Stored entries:

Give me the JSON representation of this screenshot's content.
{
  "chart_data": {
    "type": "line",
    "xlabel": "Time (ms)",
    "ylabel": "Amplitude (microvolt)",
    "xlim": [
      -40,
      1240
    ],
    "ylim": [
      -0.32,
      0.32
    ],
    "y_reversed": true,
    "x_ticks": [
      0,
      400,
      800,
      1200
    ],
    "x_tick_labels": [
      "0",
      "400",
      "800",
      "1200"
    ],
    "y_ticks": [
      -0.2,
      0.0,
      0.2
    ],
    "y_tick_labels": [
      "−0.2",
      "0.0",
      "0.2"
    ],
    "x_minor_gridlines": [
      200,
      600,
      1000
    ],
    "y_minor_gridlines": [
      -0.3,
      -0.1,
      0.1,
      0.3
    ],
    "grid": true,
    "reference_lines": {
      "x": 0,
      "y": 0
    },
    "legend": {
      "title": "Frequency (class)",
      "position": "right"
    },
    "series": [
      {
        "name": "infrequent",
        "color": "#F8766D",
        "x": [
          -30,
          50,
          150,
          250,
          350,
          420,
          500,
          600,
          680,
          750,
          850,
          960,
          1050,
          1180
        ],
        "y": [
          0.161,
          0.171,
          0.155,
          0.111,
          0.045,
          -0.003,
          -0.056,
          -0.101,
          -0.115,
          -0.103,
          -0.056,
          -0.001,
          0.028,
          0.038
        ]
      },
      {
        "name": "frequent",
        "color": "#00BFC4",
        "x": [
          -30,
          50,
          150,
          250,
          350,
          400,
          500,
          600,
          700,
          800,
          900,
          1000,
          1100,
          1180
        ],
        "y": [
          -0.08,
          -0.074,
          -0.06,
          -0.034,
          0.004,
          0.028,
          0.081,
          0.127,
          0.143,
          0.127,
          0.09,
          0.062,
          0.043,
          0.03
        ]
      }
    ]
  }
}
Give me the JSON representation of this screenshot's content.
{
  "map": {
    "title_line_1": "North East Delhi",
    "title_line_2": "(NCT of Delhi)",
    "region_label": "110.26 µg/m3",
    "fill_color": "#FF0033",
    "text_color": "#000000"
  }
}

EXERCISE DETAILS: Give back the whole listing exactly as it reads.

WRITTEN ANSWER:
Give me the JSON representation of this screenshot's content.
{
  "chart_data": {
    "type": "line",
    "xlabel": "Time (ms)",
    "ylabel": "Amplitude (microvolt)",
    "xlim": [
      -40,
      1240
    ],
    "ylim": [
      -0.32,
      0.32
    ],
    "y_reversed": true,
    "x_ticks": [
      0,
      400,
      800,
      1200
    ],
    "x_tick_labels": [
      "0",
      "400",
      "800",
      "1200"
    ],
    "y_ticks": [
      -0.2,
      0.0,
      0.2
    ],
    "y_tick_labels": [
      "−0.2",
      "0.0",
      "0.2"
    ],
    "x_minor_gridlines": [
      200,
      600,
      1000
    ],
    "y_minor_gridlines": [
      -0.3,
      -0.1,
      0.1,
      0.3
    ],
    "grid": true,
    "reference_lines": {
      "x": 0,
      "y": 0
    },
    "legend": {
      "title": "Frequency (class)",
      "position": "right"
    },
    "series": [
      {
        "name": "infrequent",
        "color": "#F8766D",
        "x": [
          -30,
          50,
          150,
          250,
          350,
          420,
          500,
          600,
          680,
          750,
          850,
          960,
          1050,
          1180
        ],
        "y": [
          0.161,
          0.171,
          0.155,
          0.111,
          0.045,
          -0.003,
          -0.056,
          -0.101,
          -0.115,
          -0.103,
          -0.056,
          -0.001,
          0.028,
          0.038
        ]
      },
      {
        "name": "frequent",
        "color": "#00BFC4",
        "x": [
          -30,
          50,
          150,
          250,
          350,
          400,
          500,
          600,
          700,
          800,
          900,
          1000,
          1100,
          1180
        ],
        "y": [
          -0.08,
          -0.074,
          -0.06,
          -0.034,
          0.004,
          0.028,
          0.081,
          0.127,
          0.143,
          0.127,
          0.09,
          0.062,
          0.043,
          0.03
        ]
      }
    ]
  }
}
Give me the JSON representation of this screenshot's content.
{
  "map": {
    "title_line_1": "North East Delhi",
    "title_line_2": "(NCT of Delhi)",
    "region_label": "110.26 µg/m3",
    "fill_color": "#FF0033",
    "text_color": "#000000"
  }
}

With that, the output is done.